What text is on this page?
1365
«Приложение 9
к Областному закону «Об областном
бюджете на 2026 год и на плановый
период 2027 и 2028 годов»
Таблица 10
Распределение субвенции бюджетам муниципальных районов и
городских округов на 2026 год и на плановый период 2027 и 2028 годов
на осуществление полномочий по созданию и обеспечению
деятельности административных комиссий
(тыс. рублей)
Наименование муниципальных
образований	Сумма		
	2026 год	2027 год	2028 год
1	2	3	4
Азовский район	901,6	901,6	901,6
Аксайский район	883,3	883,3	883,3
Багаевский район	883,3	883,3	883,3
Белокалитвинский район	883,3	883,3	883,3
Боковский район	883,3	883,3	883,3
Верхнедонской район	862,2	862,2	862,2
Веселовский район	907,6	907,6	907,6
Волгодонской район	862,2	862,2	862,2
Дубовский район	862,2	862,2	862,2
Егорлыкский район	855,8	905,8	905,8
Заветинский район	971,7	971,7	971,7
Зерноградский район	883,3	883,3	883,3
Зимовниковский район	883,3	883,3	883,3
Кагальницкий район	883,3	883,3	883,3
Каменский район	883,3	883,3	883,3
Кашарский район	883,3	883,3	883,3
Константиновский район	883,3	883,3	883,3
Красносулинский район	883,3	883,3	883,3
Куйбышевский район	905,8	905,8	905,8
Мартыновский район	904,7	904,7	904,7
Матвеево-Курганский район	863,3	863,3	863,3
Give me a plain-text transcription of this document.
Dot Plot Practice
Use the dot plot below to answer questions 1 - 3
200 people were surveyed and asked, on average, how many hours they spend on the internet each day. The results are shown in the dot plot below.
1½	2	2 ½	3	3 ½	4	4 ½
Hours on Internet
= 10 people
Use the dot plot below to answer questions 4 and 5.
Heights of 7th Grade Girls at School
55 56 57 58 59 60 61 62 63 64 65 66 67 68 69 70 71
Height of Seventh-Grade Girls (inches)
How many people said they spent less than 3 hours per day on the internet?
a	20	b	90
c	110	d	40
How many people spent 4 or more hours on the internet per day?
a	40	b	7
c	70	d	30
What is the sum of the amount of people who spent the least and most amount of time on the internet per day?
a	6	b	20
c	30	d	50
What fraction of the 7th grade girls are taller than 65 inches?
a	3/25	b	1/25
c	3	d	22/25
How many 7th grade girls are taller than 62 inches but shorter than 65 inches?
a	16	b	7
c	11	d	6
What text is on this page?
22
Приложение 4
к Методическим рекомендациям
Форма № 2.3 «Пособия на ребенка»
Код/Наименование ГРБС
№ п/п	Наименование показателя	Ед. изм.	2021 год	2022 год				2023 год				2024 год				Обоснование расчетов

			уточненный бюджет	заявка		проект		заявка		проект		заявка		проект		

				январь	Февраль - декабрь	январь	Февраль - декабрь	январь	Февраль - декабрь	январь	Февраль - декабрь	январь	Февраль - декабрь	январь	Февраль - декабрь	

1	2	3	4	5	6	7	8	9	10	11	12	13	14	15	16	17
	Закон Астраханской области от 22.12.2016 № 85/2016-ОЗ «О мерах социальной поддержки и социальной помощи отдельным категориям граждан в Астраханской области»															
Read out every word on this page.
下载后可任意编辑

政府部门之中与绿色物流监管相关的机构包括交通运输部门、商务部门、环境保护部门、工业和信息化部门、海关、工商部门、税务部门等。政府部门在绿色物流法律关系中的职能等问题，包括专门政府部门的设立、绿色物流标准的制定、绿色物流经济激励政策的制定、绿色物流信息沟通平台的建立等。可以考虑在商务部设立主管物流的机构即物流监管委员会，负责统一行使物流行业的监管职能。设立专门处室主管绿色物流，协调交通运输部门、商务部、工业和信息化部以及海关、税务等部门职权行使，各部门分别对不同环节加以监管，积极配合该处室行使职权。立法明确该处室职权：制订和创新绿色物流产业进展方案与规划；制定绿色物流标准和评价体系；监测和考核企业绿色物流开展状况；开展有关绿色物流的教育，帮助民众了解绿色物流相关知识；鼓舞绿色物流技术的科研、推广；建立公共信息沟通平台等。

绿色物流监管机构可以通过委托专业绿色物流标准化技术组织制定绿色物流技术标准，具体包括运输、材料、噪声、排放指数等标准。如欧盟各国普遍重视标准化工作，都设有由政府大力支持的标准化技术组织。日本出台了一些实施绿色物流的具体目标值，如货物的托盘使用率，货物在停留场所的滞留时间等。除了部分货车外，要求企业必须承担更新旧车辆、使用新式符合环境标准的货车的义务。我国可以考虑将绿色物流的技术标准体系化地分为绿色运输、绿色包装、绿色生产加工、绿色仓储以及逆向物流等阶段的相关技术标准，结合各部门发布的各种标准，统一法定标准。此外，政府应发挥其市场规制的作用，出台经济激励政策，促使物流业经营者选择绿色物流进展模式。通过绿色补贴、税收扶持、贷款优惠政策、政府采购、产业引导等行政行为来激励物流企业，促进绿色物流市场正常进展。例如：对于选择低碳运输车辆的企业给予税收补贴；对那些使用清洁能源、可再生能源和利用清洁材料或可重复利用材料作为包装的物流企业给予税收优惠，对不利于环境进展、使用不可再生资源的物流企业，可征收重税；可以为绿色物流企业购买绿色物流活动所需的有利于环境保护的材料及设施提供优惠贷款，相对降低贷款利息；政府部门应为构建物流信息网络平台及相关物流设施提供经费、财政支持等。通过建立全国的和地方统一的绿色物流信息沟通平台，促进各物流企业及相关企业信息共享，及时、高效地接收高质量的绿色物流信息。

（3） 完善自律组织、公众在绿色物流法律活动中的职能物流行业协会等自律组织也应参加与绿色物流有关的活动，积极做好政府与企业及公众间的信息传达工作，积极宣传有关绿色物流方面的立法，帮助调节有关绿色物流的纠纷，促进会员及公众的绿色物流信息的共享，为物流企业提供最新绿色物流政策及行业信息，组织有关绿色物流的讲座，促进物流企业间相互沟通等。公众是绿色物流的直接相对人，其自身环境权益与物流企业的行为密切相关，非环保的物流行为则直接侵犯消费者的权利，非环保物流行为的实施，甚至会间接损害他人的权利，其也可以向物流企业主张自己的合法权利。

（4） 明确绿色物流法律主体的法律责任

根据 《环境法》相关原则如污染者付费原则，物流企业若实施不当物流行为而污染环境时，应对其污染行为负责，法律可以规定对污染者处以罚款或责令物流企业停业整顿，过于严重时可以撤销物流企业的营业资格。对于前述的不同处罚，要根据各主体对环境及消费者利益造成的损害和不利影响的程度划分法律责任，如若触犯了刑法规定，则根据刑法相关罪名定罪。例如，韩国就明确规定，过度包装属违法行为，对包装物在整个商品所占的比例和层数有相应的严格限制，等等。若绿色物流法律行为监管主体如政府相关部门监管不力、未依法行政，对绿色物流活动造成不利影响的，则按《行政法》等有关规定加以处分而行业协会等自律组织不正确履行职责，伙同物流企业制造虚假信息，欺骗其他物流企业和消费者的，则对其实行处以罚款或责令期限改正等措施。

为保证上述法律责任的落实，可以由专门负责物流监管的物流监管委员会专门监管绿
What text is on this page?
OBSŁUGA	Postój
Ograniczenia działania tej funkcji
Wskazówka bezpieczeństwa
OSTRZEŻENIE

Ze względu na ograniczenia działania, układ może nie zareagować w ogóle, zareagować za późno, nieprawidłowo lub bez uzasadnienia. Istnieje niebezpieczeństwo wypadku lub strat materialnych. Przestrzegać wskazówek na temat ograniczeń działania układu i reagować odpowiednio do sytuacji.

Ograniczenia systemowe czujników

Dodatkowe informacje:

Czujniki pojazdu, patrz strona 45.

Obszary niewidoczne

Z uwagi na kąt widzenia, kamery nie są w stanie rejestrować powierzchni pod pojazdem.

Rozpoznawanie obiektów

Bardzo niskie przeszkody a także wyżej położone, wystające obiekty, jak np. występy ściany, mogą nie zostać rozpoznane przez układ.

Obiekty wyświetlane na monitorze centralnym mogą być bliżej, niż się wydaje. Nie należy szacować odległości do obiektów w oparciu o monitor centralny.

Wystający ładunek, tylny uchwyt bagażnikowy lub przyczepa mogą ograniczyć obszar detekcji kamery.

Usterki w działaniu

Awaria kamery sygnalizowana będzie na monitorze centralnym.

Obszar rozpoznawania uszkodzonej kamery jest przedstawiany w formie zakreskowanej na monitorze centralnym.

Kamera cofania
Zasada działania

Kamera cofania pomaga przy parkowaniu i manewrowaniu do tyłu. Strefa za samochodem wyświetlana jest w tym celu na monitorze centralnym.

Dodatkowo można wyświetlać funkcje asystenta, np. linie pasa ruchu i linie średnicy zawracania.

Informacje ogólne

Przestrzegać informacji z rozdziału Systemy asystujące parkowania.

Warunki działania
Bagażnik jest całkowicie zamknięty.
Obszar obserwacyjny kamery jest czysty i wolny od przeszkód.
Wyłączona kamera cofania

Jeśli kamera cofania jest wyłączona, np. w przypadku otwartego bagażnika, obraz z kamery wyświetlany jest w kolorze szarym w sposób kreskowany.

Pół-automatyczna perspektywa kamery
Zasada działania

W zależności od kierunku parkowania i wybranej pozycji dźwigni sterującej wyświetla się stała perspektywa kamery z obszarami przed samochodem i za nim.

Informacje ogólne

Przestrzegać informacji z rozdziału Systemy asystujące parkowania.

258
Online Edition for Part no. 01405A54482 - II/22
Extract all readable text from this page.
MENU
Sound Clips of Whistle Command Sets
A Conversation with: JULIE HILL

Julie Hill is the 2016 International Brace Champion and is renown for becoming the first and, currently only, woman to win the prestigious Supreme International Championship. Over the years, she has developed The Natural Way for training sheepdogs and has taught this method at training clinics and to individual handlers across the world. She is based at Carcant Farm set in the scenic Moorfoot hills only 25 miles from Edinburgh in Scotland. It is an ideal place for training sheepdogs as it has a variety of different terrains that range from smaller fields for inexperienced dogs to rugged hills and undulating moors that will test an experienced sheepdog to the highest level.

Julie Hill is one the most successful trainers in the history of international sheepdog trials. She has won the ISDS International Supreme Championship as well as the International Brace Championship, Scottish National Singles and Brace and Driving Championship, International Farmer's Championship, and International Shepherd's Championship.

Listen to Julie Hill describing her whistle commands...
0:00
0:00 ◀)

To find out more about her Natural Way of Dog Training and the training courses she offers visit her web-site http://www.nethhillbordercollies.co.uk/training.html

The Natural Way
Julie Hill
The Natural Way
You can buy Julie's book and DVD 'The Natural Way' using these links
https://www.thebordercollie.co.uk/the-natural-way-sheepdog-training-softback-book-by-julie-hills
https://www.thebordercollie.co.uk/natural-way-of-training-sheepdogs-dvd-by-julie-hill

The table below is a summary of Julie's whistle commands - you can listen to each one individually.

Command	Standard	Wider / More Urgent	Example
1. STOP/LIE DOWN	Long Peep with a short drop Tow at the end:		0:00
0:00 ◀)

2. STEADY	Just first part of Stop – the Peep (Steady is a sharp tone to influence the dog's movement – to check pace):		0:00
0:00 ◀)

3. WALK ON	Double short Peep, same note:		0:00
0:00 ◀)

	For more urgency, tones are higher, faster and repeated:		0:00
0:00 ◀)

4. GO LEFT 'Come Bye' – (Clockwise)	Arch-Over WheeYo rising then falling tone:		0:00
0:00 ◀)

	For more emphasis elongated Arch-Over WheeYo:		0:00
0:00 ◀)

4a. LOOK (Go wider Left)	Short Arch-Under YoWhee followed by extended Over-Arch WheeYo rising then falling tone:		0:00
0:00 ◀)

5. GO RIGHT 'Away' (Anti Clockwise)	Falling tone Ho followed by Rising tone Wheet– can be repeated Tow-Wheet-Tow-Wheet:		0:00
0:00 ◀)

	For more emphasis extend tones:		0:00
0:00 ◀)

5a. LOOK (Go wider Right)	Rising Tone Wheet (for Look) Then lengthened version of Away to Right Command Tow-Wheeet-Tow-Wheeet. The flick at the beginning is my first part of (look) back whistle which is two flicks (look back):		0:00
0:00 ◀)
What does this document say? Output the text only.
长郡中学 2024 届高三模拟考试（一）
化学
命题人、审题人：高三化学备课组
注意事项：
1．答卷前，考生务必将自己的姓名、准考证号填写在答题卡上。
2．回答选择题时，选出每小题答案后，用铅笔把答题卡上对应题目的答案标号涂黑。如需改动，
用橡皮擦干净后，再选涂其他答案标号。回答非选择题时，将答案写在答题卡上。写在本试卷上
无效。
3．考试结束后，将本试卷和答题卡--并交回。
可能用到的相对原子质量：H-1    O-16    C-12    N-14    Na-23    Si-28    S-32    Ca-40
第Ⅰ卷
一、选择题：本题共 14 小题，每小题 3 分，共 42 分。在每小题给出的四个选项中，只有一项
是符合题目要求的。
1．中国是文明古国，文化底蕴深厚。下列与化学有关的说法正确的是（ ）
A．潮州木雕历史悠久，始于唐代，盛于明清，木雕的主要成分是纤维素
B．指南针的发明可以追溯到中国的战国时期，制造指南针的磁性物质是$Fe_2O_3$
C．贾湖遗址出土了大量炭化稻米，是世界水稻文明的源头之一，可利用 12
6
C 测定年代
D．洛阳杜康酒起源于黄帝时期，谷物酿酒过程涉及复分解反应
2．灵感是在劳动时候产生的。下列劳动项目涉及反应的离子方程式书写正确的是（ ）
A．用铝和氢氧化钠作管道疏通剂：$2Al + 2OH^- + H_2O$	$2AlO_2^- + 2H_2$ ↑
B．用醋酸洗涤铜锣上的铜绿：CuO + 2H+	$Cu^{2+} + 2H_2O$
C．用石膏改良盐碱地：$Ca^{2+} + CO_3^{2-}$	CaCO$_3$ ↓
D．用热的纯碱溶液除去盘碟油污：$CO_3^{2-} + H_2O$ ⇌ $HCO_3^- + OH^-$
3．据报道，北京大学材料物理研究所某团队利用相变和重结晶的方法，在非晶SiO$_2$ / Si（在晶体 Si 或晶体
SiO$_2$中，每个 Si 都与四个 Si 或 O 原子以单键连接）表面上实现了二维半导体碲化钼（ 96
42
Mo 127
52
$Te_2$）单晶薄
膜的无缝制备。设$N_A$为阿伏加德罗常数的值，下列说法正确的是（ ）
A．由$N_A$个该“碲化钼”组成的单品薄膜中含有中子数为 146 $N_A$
★ ★ ★ ★
» Problem: Return each line with "sheepdogs".

» Result of this task:
Julie Hill is the 2016 International Brace Champion and is renown for becoming the first and, currently only, woman to win the prestigious Supreme International Championship. Over the years, she has developed The Natural Way for training sheepdogs and has taught this method at training clinics and to individual handlers across the world. She is based at Carcant Farm set in the scenic Moorfoot hills only 25 miles from Edinburgh in Scotland. It is an ideal place for training sheepdogs as it has a variety of different terrains that range from smaller fields for inexperienced dogs to rugged hills and undulating moors that will test an experienced sheepdog to the highest level.
https://www.thebordercollie.co.uk/natural-way-of-training-sheepdogs-dvd-by-julie-hill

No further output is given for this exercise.